> Exercise
Rewrite every line of the rows below as a JSON list of strings, with one string for each line and no strings for blank lines. Leave the pictures out of the list.

[Region boundary data]
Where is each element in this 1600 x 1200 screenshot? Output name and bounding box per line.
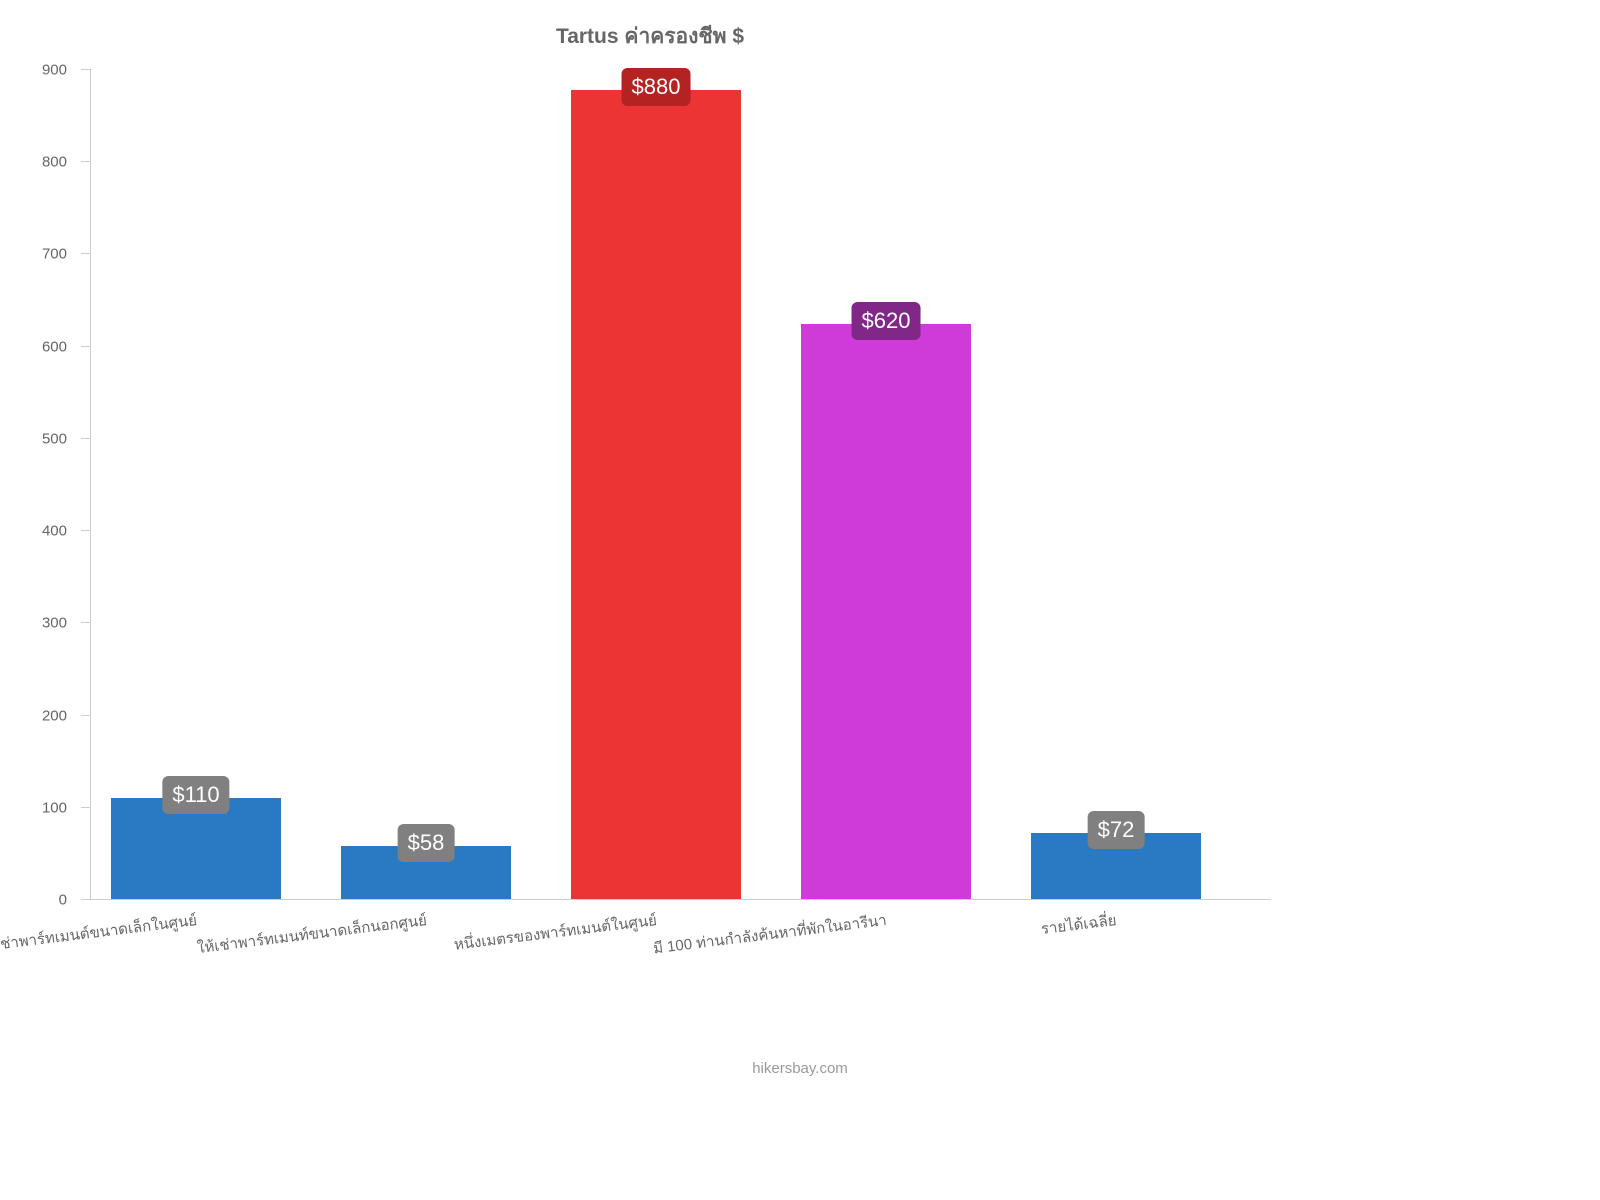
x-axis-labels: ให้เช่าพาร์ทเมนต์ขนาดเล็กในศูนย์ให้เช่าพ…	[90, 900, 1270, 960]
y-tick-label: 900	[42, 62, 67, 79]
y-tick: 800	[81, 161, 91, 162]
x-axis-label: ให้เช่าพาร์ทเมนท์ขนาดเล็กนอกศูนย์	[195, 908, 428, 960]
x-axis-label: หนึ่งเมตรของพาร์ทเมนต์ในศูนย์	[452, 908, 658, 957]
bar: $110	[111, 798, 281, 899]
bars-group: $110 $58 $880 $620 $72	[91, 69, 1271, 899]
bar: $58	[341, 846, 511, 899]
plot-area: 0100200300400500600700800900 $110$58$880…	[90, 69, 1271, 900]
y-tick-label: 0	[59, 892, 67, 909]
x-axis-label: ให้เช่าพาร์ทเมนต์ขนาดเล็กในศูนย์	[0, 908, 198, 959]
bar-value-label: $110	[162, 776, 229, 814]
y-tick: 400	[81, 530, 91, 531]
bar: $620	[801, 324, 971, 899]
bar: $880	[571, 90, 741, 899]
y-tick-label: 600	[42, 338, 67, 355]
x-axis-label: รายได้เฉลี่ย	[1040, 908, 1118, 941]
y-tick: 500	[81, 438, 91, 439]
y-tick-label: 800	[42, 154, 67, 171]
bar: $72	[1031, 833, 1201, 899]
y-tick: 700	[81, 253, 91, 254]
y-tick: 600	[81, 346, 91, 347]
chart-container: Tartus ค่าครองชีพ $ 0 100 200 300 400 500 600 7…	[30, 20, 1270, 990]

> Complete output
[
  "Where is each element in this 1600 x 1200 screenshot? Output name and bounding box per line.",
  "x-axis-labels: ให้เช่าพาร์ทเมนต์ขนาดเล็กในศูนย์ให้เช่าพ…\t[90, 900, 1270, 960]",
  "y-tick-label: 900\t[42, 62, 67, 79]",
  "y-tick: 800\t[81, 161, 91, 162]",
  "x-axis-label: ให้เช่าพาร์ทเมนท์ขนาดเล็กนอกศูนย์\t[195, 908, 428, 960]",
  "x-axis-label: หนึ่งเมตรของพาร์ทเมนต์ในศูนย์\t[452, 908, 658, 957]",
  "bar: $110\t[111, 798, 281, 899]",
  "bars-group: $110 $58 $880 $620 $72\t[91, 69, 1271, 899]",
  "bar: $58\t[341, 846, 511, 899]",
  "plot-area: 0100200300400500600700800900 $110$58$880…\t[90, 69, 1271, 900]",
  "y-tick-label: 0\t[59, 892, 67, 909]",
  "x-axis-label: ให้เช่าพาร์ทเมนต์ขนาดเล็กในศูนย์\t[0, 908, 198, 959]",
  "bar-value-label: $110\t[162, 776, 229, 814]",
  "y-tick: 400\t[81, 530, 91, 531]",
  "bar: $620\t[801, 324, 971, 899]",
  "bar: $880\t[571, 90, 741, 899]",
  "y-tick-label: 600\t[42, 338, 67, 355]",
  "x-axis-label: รายได้เฉลี่ย\t[1040, 908, 1118, 941]",
  "y-tick: 500\t[81, 438, 91, 439]",
  "y-tick-label: 800\t[42, 154, 67, 171]",
  "bar: $72\t[1031, 833, 1201, 899]",
  "y-tick: 700\t[81, 253, 91, 254]",
  "y-tick: 600\t[81, 346, 91, 347]",
  "chart-container: Tartus ค่าครองชีพ $ 0 100 200 300 400 500 600 7…\t[30, 20, 1270, 990]"
]